» TASK DESCRIPTION
Rewrite the entries below, replacing "Frequency" with "Count" and keeping everything else unchanged. Leave out the pictures.

» TASK INPUT
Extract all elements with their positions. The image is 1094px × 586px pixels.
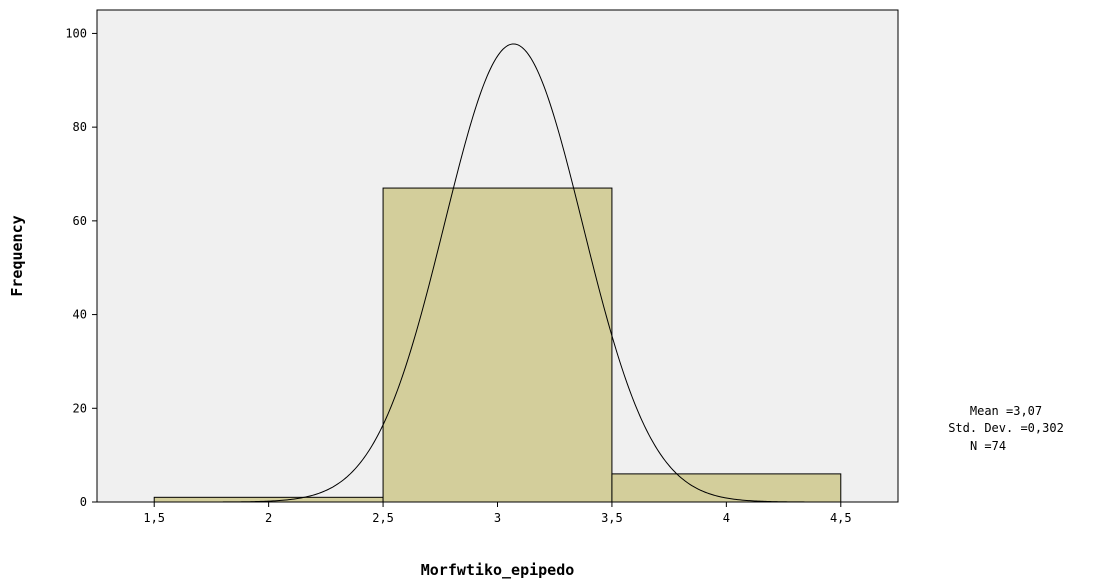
y-tick-label: 20 <box>73 401 87 415</box>
x-tick-label: 4 <box>723 511 730 525</box>
histogram-bar <box>611 473 842 503</box>
stat-std-dev: Std. Dev. =0,302 <box>948 421 1064 435</box>
x-tick-label: 2 <box>265 511 272 525</box>
y-axis-title: Frequency <box>8 215 26 296</box>
histogram-bar <box>382 187 613 503</box>
y-tick-label: 0 <box>80 495 87 509</box>
stat-n: N =74 <box>970 439 1006 453</box>
y-tick-label: 80 <box>73 120 87 134</box>
x-tick-label: 1,5 <box>143 511 165 525</box>
normal-curve <box>222 43 853 503</box>
x-tick-label: 2,5 <box>372 511 394 525</box>
x-tick-label: 4,5 <box>830 511 852 525</box>
stat-mean: Mean =3,07 <box>970 404 1042 418</box>
y-tick-label: 100 <box>65 26 87 40</box>
x-axis-title: Morfwtiko_epipedo <box>421 561 575 579</box>
y-tick-label: 40 <box>73 308 87 322</box>
x-tick-label: 3 <box>494 511 501 525</box>
statistics-box: Mean =3,07 Std. Dev. =0,302 N =74 <box>948 404 1064 453</box>
y-tick-label: 60 <box>73 214 87 228</box>
x-tick-label: 3,5 <box>601 511 623 525</box>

» COMPLETE RESPONSE
Extract all elements with their positions. The image is 1094px × 586px pixels.
y-tick-label: 20 <box>73 401 87 415</box>
x-tick-label: 4 <box>723 511 730 525</box>
histogram-bar <box>611 473 842 503</box>
stat-std-dev: Std. Dev. =0,302 <box>948 421 1064 435</box>
x-tick-label: 2 <box>265 511 272 525</box>
y-axis-title: Count <box>8 215 26 296</box>
histogram-bar <box>382 187 613 503</box>
y-tick-label: 0 <box>80 495 87 509</box>
stat-n: N =74 <box>970 439 1006 453</box>
y-tick-label: 80 <box>73 120 87 134</box>
x-tick-label: 1,5 <box>143 511 165 525</box>
normal-curve <box>222 43 853 503</box>
x-tick-label: 2,5 <box>372 511 394 525</box>
x-tick-label: 4,5 <box>830 511 852 525</box>
stat-mean: Mean =3,07 <box>970 404 1042 418</box>
y-tick-label: 100 <box>65 26 87 40</box>
x-axis-title: Morfwtiko_epipedo <box>421 561 575 579</box>
y-tick-label: 40 <box>73 308 87 322</box>
x-tick-label: 3 <box>494 511 501 525</box>
statistics-box: Mean =3,07 Std. Dev. =0,302 N =74 <box>948 404 1064 453</box>
y-tick-label: 60 <box>73 214 87 228</box>
x-tick-label: 3,5 <box>601 511 623 525</box>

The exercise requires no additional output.